[THE PROBLEM]: Give the listing below again in full, exactly as written.

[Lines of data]
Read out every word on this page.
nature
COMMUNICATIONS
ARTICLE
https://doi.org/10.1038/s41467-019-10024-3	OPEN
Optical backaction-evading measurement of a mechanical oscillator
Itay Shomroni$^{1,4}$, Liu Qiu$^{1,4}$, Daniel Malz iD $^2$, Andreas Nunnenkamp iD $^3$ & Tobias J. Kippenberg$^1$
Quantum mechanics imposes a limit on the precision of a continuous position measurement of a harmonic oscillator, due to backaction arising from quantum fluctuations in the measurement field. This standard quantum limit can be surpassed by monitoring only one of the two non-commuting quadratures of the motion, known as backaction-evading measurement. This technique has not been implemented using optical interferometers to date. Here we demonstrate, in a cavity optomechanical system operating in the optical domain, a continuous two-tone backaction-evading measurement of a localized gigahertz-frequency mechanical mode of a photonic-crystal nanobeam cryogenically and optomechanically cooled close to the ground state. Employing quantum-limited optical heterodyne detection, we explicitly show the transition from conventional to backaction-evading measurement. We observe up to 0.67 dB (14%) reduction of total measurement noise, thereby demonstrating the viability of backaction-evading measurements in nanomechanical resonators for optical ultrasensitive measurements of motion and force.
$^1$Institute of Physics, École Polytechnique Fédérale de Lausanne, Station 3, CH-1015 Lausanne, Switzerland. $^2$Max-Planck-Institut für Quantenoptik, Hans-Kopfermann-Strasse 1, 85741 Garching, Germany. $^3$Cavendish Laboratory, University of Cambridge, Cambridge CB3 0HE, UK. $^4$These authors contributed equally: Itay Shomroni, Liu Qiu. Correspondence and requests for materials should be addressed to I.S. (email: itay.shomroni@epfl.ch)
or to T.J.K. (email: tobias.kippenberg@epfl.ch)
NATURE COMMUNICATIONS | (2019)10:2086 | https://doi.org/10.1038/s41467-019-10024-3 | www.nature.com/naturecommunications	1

[FULL RESPONSE]:
Read out every word on this page.
nature
COMMUNICATIONS
ARTICLE
https://doi.org/10.1038/s41467-019-10024-3	OPEN
Optical backaction-evading measurement of a mechanical oscillator
Itay Shomroni$^{1,4}$, Liu Qiu$^{1,4}$, Daniel Malz iD $^2$, Andreas Nunnenkamp iD $^3$ & Tobias J. Kippenberg$^1$
Quantum mechanics imposes a limit on the precision of a continuous position measurement of a harmonic oscillator, due to backaction arising from quantum fluctuations in the measurement field. This standard quantum limit can be surpassed by monitoring only one of the two non-commuting quadratures of the motion, known as backaction-evading measurement. This technique has not been implemented using optical interferometers to date. Here we demonstrate, in a cavity optomechanical system operating in the optical domain, a continuous two-tone backaction-evading measurement of a localized gigahertz-frequency mechanical mode of a photonic-crystal nanobeam cryogenically and optomechanically cooled close to the ground state. Employing quantum-limited optical heterodyne detection, we explicitly show the transition from conventional to backaction-evading measurement. We observe up to 0.67 dB (14%) reduction of total measurement noise, thereby demonstrating the viability of backaction-evading measurements in nanomechanical resonators for optical ultrasensitive measurements of motion and force.
$^1$Institute of Physics, École Polytechnique Fédérale de Lausanne, Station 3, CH-1015 Lausanne, Switzerland. $^2$Max-Planck-Institut für Quantenoptik, Hans-Kopfermann-Strasse 1, 85741 Garching, Germany. $^3$Cavendish Laboratory, University of Cambridge, Cambridge CB3 0HE, UK. $^4$These authors contributed equally: Itay Shomroni, Liu Qiu. Correspondence and requests for materials should be addressed to I.S. (email: itay.shomroni@epfl.ch)
or to T.J.K. (email: tobias.kippenberg@epfl.ch)
NATURE COMMUNICATIONS | (2019)10:2086 | https://doi.org/10.1038/s41467-019-10024-3 | www.nature.com/naturecommunications	1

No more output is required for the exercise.